Return all entries precisely as they stand, without the images.

* Part of a data file *
++++++++
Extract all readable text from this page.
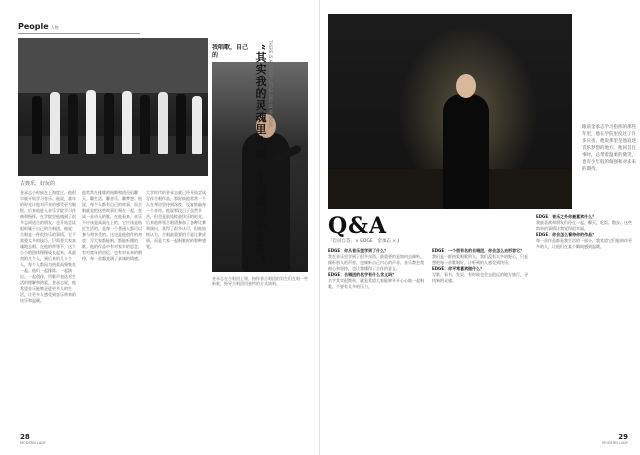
People 人物
古典乐，好玩的
金承志小时候在上海度过，他很早就开始学习音乐。他说，童年的时光让他对声音的感受更为敏锐。后来他进入音乐学院学习作曲和指挥，在学院里他遇到了很多志同道合的朋友，也开始尝试组织属于自己的合唱团。他说：合唱是一件很快乐的事情，它不需要太多的技巧，只需要大家真诚地去唱。在他的带领下，这个小小的团体慢慢成长起来，从最初的几个人，到后来的几十个人，每个人都因为热爱而聚集在一起。他们一起排练、一起演出、一起创作，用歌声表达对生活的理解和热爱。金承志说，他希望音乐能够走进更多人的生活，让更多人感受到音乐带来的快乐和温暖。
他常常在排练的间隙和团员们聊天，聊生活，聊音乐，聊梦想。他说，每个人都有自己的故事，而合唱就是把这些故事汇聚在一起，变成一首动人的歌。在他看来，音乐不应该是高高在上的，它应该是贴近生活的，是每一个普通人都可以参与和享受的。这也是他创作的初衷：写大家都能唱、都能听懂的歌。他的作品中有对家乡的思念，有对童年的回忆，也有对未来的期待，每一首都充满了真诚的情感。
大学时代的金承志就已经开始尝试写作合唱作品，那时候他常常一个人在琴房里待到深夜，反复推敲每一个音符。他说那段日子虽然辛苦，但也是最纯粹最快乐的时光。后来他带领合唱团参加了各种比赛和演出，获得了很多认可，但他始终认为，合唱最重要的不是比赛成绩，而是大家一起唱歌时的那种感觉。
我唱歌，自己的
金承志在合唱团上课，指挥着合唱团的男生们在唱一些新歌，指导合唱团用独特的方式演唱。
“其实我的灵魂里住着一个可爱的小女生” THERE IS A LOVELY LITTLE GIRL IN MY SOUL
28
MODERN LADY
眼前金承志学习指挥的那些年里，他在学院里度过了许多日夜，他说那里是他追逐音乐梦想的地方。他回首往事时，总带着温柔的微笑，也有少年般的倔强和对未来的期待。
Q&A
「自问自答」× EDGE　金承志 × J
EDGE：你从音乐里学到了什么？
我在音乐里学到了很多东西，最重要的是如何去倾听。倾听别人的声音，也倾听自己内心的声音。音乐教会我耐心和坚持，也让我懂得了合作的意义。
EDGE：合唱团的名字有什么含义吗？
名字其实很简单，就是希望大家能够开开心心地一起唱歌，不要有太多的压力。
EDGE：一个很有名的合唱团，你会怎么去形容它？
我们是一群热爱唱歌的人，我们没有太多的野心，只是想把每一首歌唱好，让听到的人感受到快乐。
EDGE：你平常喜欢做什么？
写歌、看书、发呆，有时候也会去很远的地方旅行，寻找新的灵感。
EDGE：音乐之外你最喜欢什么？
我最喜欢和朋友们待在一起，聊天、吃饭、散步，这些简单的事情让我觉得很幸福。
EDGE：你会怎么看待你的作品？
每一首作品都是我生活的一部分，我希望它们能陪伴更多的人，让他们在某个瞬间感到温暖。
29
MODERN LADY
++++++++
* Reply to the task *
Extract all readable text from this page.
People 人物
古典乐，好玩的
金承志小时候在上海度过，他很早就开始学习音乐。他说，童年的时光让他对声音的感受更为敏锐。后来他进入音乐学院学习作曲和指挥，在学院里他遇到了很多志同道合的朋友，也开始尝试组织属于自己的合唱团。他说：合唱是一件很快乐的事情，它不需要太多的技巧，只需要大家真诚地去唱。在他的带领下，这个小小的团体慢慢成长起来，从最初的几个人，到后来的几十个人，每个人都因为热爱而聚集在一起。他们一起排练、一起演出、一起创作，用歌声表达对生活的理解和热爱。金承志说，他希望音乐能够走进更多人的生活，让更多人感受到音乐带来的快乐和温暖。
他常常在排练的间隙和团员们聊天，聊生活，聊音乐，聊梦想。他说，每个人都有自己的故事，而合唱就是把这些故事汇聚在一起，变成一首动人的歌。在他看来，音乐不应该是高高在上的，它应该是贴近生活的，是每一个普通人都可以参与和享受的。这也是他创作的初衷：写大家都能唱、都能听懂的歌。他的作品中有对家乡的思念，有对童年的回忆，也有对未来的期待，每一首都充满了真诚的情感。
大学时代的金承志就已经开始尝试写作合唱作品，那时候他常常一个人在琴房里待到深夜，反复推敲每一个音符。他说那段日子虽然辛苦，但也是最纯粹最快乐的时光。后来他带领合唱团参加了各种比赛和演出，获得了很多认可，但他始终认为，合唱最重要的不是比赛成绩，而是大家一起唱歌时的那种感觉。
我唱歌，自己的
金承志在合唱团上课，指挥着合唱团的男生们在唱一些新歌，指导合唱团用独特的方式演唱。
“其实我的灵魂里住着一个可爱的小女生” THERE IS A LOVELY LITTLE GIRL IN MY SOUL
28
MODERN LADY
眼前金承志学习指挥的那些年里，他在学院里度过了许多日夜，他说那里是他追逐音乐梦想的地方。他回首往事时，总带着温柔的微笑，也有少年般的倔强和对未来的期待。
Q&A
「自问自答」× EDGE　金承志 × J
EDGE：你从音乐里学到了什么？
我在音乐里学到了很多东西，最重要的是如何去倾听。倾听别人的声音，也倾听自己内心的声音。音乐教会我耐心和坚持，也让我懂得了合作的意义。
EDGE：合唱团的名字有什么含义吗？
名字其实很简单，就是希望大家能够开开心心地一起唱歌，不要有太多的压力。
EDGE：一个很有名的合唱团，你会怎么去形容它？
我们是一群热爱唱歌的人，我们没有太多的野心，只是想把每一首歌唱好，让听到的人感受到快乐。
EDGE：你平常喜欢做什么？
写歌、看书、发呆，有时候也会去很远的地方旅行，寻找新的灵感。
EDGE：音乐之外你最喜欢什么？
我最喜欢和朋友们待在一起，聊天、吃饭、散步，这些简单的事情让我觉得很幸福。
EDGE：你会怎么看待你的作品？
每一首作品都是我生活的一部分，我希望它们能陪伴更多的人，让他们在某个瞬间感到温暖。
29
MODERN LADY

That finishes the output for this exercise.